SUPPLIED RECORDS =>
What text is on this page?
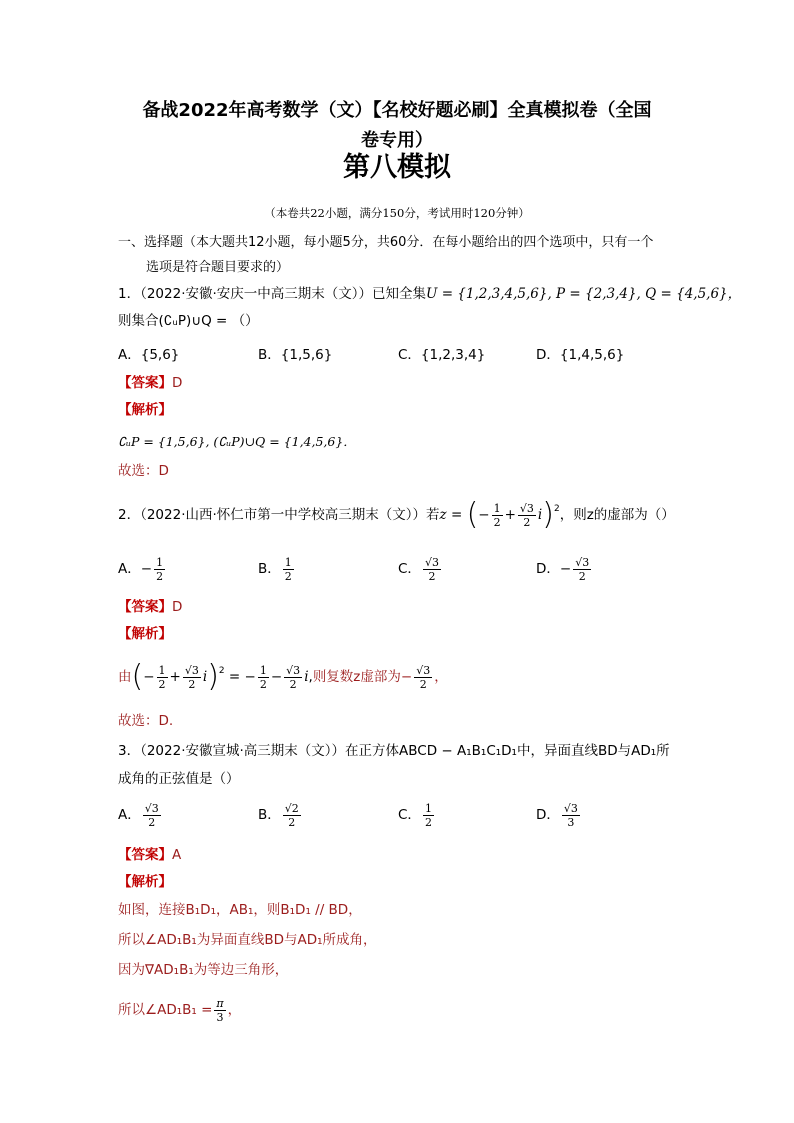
备战2022年高考数学（文）【名校好题必刷】全真模拟卷（全国
卷专用）
第八模拟
（本卷共22小题，满分150分，考试用时120分钟）
一、选择题（本大题共12小题，每小题5分，共60分．在每小题给出的四个选项中，只有一个
选项是符合题目要求的）
1．（2022·安徽·安庆一中高三期末（文））已知全集U = {1,2,3,4,5,6}, P = {2,3,4}, Q = {4,5,6}，
则集合(∁ᵤP)∪Q = （）
A．{5,6}	B．{1,5,6}	C．{1,2,3,4}	D．{1,4,5,6}
【答案】D
【解析】
∁ᵤP = {1,5,6}, (∁ᵤP)∪Q = {1,4,5,6}．
故选：D
2．（2022·山西·怀仁市第一中学校高三期末（文））若z = (− $\frac{1}{2} + \frac{√3}{2} i)^2$，则z的虚部为（）
A．− $\frac{1}{2}$	B． $\frac{1}{2}$	C． $\frac{√3}{2}$	D．− $\frac{√3}{2}$
【答案】D
【解析】
由(− $\frac{1}{2} + \frac{√3}{2} i)^2$ = − $\frac{1}{2} - \frac{√3}{2} i$,则复数z虚部为− $\frac{√3}{2}$ ，
故选：D.
3．（2022·安徽宣城·高三期末（文））在正方体ABCD − A₁B₁C₁D₁中，异面直线BD与AD₁所
成角的正弦值是（）
A． $\frac{√3}{2}$	B． $\frac{√2}{2}$	C． $\frac{1}{2}$	D． $\frac{√3}{3}$
【答案】A
【解析】
如图，连接B₁D₁，AB₁，则B₁D₁ // BD，
所以∠AD₁B₁为异面直线BD与AD₁所成角，
因为∇AD₁B₁为等边三角形，
所以∠AD₁B₁ = $\frac{\pi}{3}$ ，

YOUR GOAL =>
Without the pictures, write out the whole listing above exactly as it appears.

THE OUTPUT =>
What text is on this page?
备战2022年高考数学（文）【名校好题必刷】全真模拟卷（全国
卷专用）
第八模拟
（本卷共22小题，满分150分，考试用时120分钟）
一、选择题（本大题共12小题，每小题5分，共60分．在每小题给出的四个选项中，只有一个
选项是符合题目要求的）
1．（2022·安徽·安庆一中高三期末（文））已知全集U = {1,2,3,4,5,6}, P = {2,3,4}, Q = {4,5,6}，
则集合(∁ᵤP)∪Q = （）
A．{5,6}	B．{1,5,6}	C．{1,2,3,4}	D．{1,4,5,6}
【答案】D
【解析】
∁ᵤP = {1,5,6}, (∁ᵤP)∪Q = {1,4,5,6}．
故选：D
2．（2022·山西·怀仁市第一中学校高三期末（文））若z = (− $\frac{1}{2} + \frac{√3}{2} i)^2$，则z的虚部为（）
A．− $\frac{1}{2}$	B． $\frac{1}{2}$	C． $\frac{√3}{2}$	D．− $\frac{√3}{2}$
【答案】D
【解析】
由(− $\frac{1}{2} + \frac{√3}{2} i)^2$ = − $\frac{1}{2} - \frac{√3}{2} i$,则复数z虚部为− $\frac{√3}{2}$ ，
故选：D.
3．（2022·安徽宣城·高三期末（文））在正方体ABCD − A₁B₁C₁D₁中，异面直线BD与AD₁所
成角的正弦值是（）
A． $\frac{√3}{2}$	B． $\frac{√2}{2}$	C． $\frac{1}{2}$	D． $\frac{√3}{3}$
【答案】A
【解析】
如图，连接B₁D₁，AB₁，则B₁D₁ // BD，
所以∠AD₁B₁为异面直线BD与AD₁所成角，
因为∇AD₁B₁为等边三角形，
所以∠AD₁B₁ = $\frac{\pi}{3}$ ，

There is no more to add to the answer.